____ Entries shown

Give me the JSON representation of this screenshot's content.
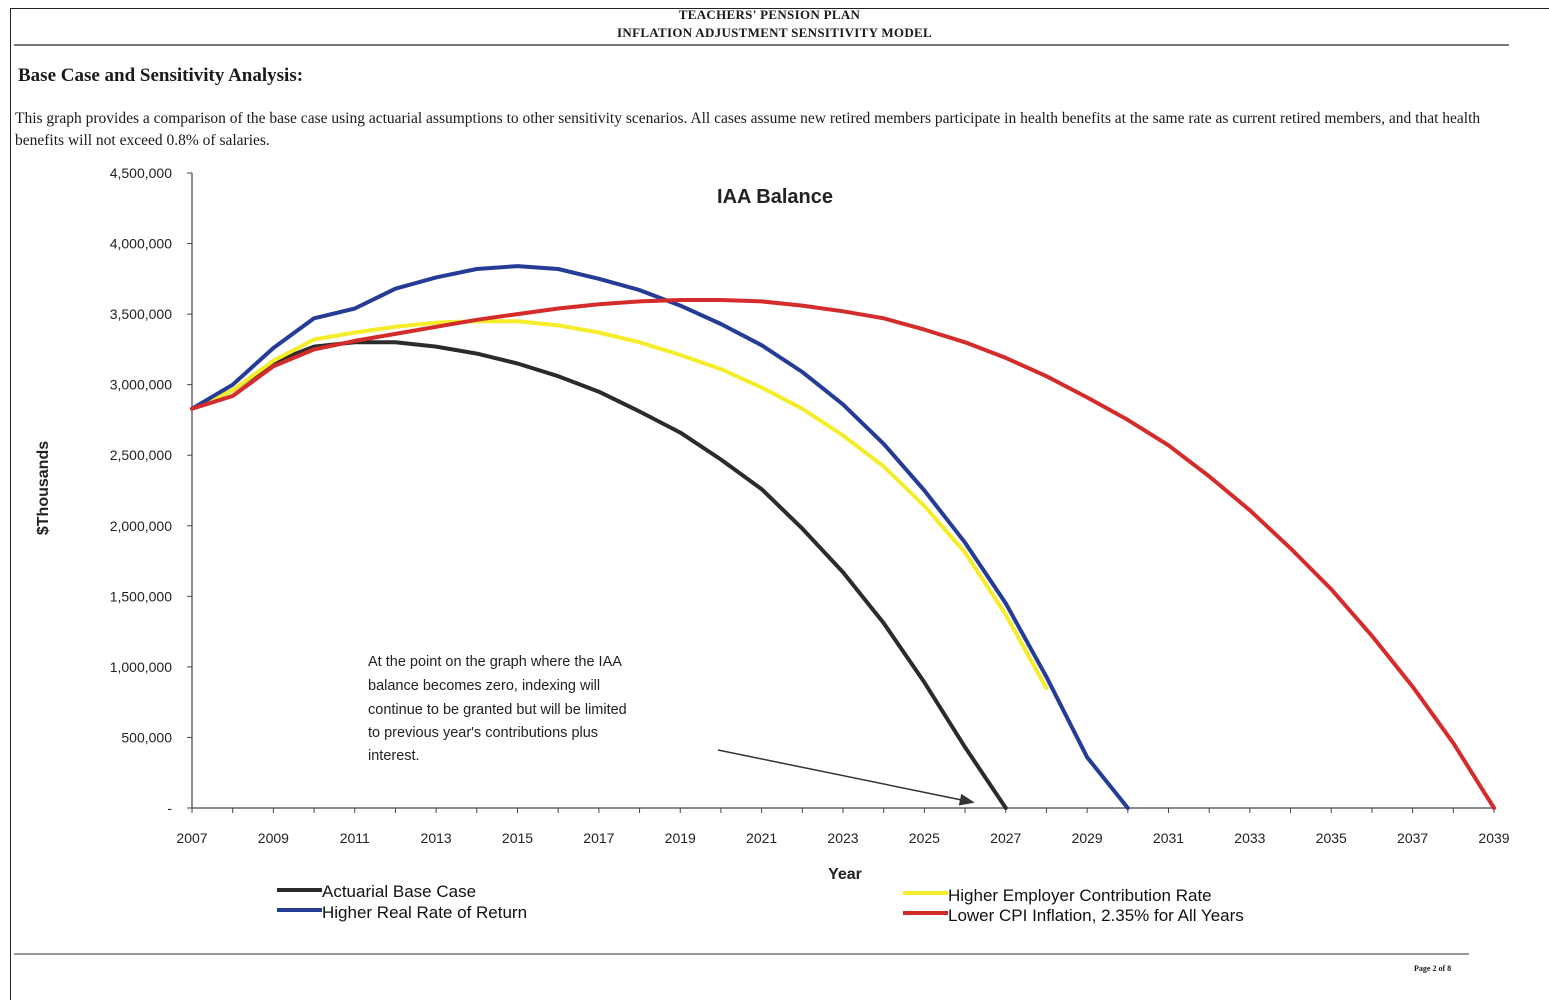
{
  "document": {
    "header_line1": "TEACHERS' PENSION PLAN",
    "header_line2": "INFLATION ADJUSTMENT SENSITIVITY MODEL",
    "section_heading": "Base Case and Sensitivity Analysis:",
    "description": "This graph provides a comparison of the base case using actuarial assumptions to other sensitivity scenarios.   All cases assume new retired members participate in health benefits at the same rate as current retired members, and that health benefits will not exceed 0.8% of salaries.",
    "page_number": "Page 2 of 8"
  },
  "chart_data": {
    "type": "line",
    "title": "IAA Balance",
    "xlabel": "Year",
    "ylabel": "$Thousands",
    "xlim": [
      2007,
      2039
    ],
    "ylim": [
      0,
      4500000
    ],
    "x_ticks": [
      "2007",
      "2009",
      "2011",
      "2013",
      "2015",
      "2017",
      "2019",
      "2021",
      "2023",
      "2025",
      "2027",
      "2029",
      "2031",
      "2033",
      "2035",
      "2037",
      "2039"
    ],
    "y_ticks": [
      "-",
      "500,000",
      "1,000,000",
      "1,500,000",
      "2,000,000",
      "2,500,000",
      "3,000,000",
      "3,500,000",
      "4,000,000",
      "4,500,000"
    ],
    "grid": false,
    "legend_position": "bottom",
    "annotation": {
      "lines": [
        "At the point on the graph where the IAA",
        "balance becomes zero, indexing will",
        "continue to be granted but will be limited",
        "to previous year's contributions plus",
        "interest."
      ],
      "arrow_to": [
        2026.2,
        40000
      ]
    },
    "series": [
      {
        "name": "Actuarial Base Case",
        "color": "#2b2b2b",
        "points": [
          [
            2007,
            2830000
          ],
          [
            2008,
            2960000
          ],
          [
            2009,
            3160000
          ],
          [
            2010,
            3270000
          ],
          [
            2011,
            3300000
          ],
          [
            2012,
            3300000
          ],
          [
            2013,
            3270000
          ],
          [
            2014,
            3220000
          ],
          [
            2015,
            3150000
          ],
          [
            2016,
            3060000
          ],
          [
            2017,
            2950000
          ],
          [
            2018,
            2810000
          ],
          [
            2019,
            2660000
          ],
          [
            2020,
            2470000
          ],
          [
            2021,
            2260000
          ],
          [
            2022,
            1980000
          ],
          [
            2023,
            1670000
          ],
          [
            2024,
            1310000
          ],
          [
            2025,
            890000
          ],
          [
            2026,
            430000
          ],
          [
            2027,
            0
          ]
        ]
      },
      {
        "name": "Higher Employer Contribution Rate",
        "color": "#f5ec2a",
        "points": [
          [
            2007,
            2830000
          ],
          [
            2008,
            2960000
          ],
          [
            2009,
            3170000
          ],
          [
            2010,
            3320000
          ],
          [
            2011,
            3370000
          ],
          [
            2012,
            3410000
          ],
          [
            2013,
            3440000
          ],
          [
            2014,
            3450000
          ],
          [
            2015,
            3450000
          ],
          [
            2016,
            3420000
          ],
          [
            2017,
            3370000
          ],
          [
            2018,
            3300000
          ],
          [
            2019,
            3210000
          ],
          [
            2020,
            3110000
          ],
          [
            2021,
            2980000
          ],
          [
            2022,
            2830000
          ],
          [
            2023,
            2640000
          ],
          [
            2024,
            2420000
          ],
          [
            2025,
            2140000
          ],
          [
            2026,
            1810000
          ],
          [
            2027,
            1370000
          ],
          [
            2028,
            850000
          ]
        ]
      },
      {
        "name": "Higher Real Rate of Return",
        "color": "#243c96",
        "points": [
          [
            2007,
            2830000
          ],
          [
            2008,
            3000000
          ],
          [
            2009,
            3260000
          ],
          [
            2010,
            3470000
          ],
          [
            2011,
            3540000
          ],
          [
            2012,
            3680000
          ],
          [
            2013,
            3760000
          ],
          [
            2014,
            3820000
          ],
          [
            2015,
            3840000
          ],
          [
            2016,
            3820000
          ],
          [
            2017,
            3750000
          ],
          [
            2018,
            3670000
          ],
          [
            2019,
            3560000
          ],
          [
            2020,
            3430000
          ],
          [
            2021,
            3280000
          ],
          [
            2022,
            3090000
          ],
          [
            2023,
            2860000
          ],
          [
            2024,
            2580000
          ],
          [
            2025,
            2250000
          ],
          [
            2026,
            1880000
          ],
          [
            2027,
            1450000
          ],
          [
            2028,
            930000
          ],
          [
            2029,
            360000
          ],
          [
            2030,
            0
          ]
        ]
      },
      {
        "name": "Lower CPI Inflation, 2.35% for All Years",
        "color": "#d42b2b",
        "points": [
          [
            2007,
            2830000
          ],
          [
            2008,
            2920000
          ],
          [
            2009,
            3130000
          ],
          [
            2010,
            3250000
          ],
          [
            2011,
            3310000
          ],
          [
            2012,
            3360000
          ],
          [
            2013,
            3410000
          ],
          [
            2014,
            3460000
          ],
          [
            2015,
            3500000
          ],
          [
            2016,
            3540000
          ],
          [
            2017,
            3570000
          ],
          [
            2018,
            3590000
          ],
          [
            2019,
            3600000
          ],
          [
            2020,
            3600000
          ],
          [
            2021,
            3590000
          ],
          [
            2022,
            3560000
          ],
          [
            2023,
            3520000
          ],
          [
            2024,
            3470000
          ],
          [
            2025,
            3390000
          ],
          [
            2026,
            3300000
          ],
          [
            2027,
            3190000
          ],
          [
            2028,
            3060000
          ],
          [
            2029,
            2910000
          ],
          [
            2030,
            2750000
          ],
          [
            2031,
            2570000
          ],
          [
            2032,
            2350000
          ],
          [
            2033,
            2110000
          ],
          [
            2034,
            1840000
          ],
          [
            2035,
            1550000
          ],
          [
            2036,
            1220000
          ],
          [
            2037,
            860000
          ],
          [
            2038,
            460000
          ],
          [
            2039,
            0
          ]
        ]
      }
    ],
    "legend": [
      {
        "label": "Actuarial Base Case",
        "color": "#2b2b2b"
      },
      {
        "label": "Higher Real Rate of Return",
        "color": "#243c96"
      },
      {
        "label": "Higher Employer Contribution Rate",
        "color": "#f5ec2a"
      },
      {
        "label": "Lower CPI Inflation, 2.35% for All Years",
        "color": "#d42b2b"
      }
    ]
  }
}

________

Instruction.
Tally the lines that hold the string "Employer" and state the total, nothing more.

Answer to the task.
2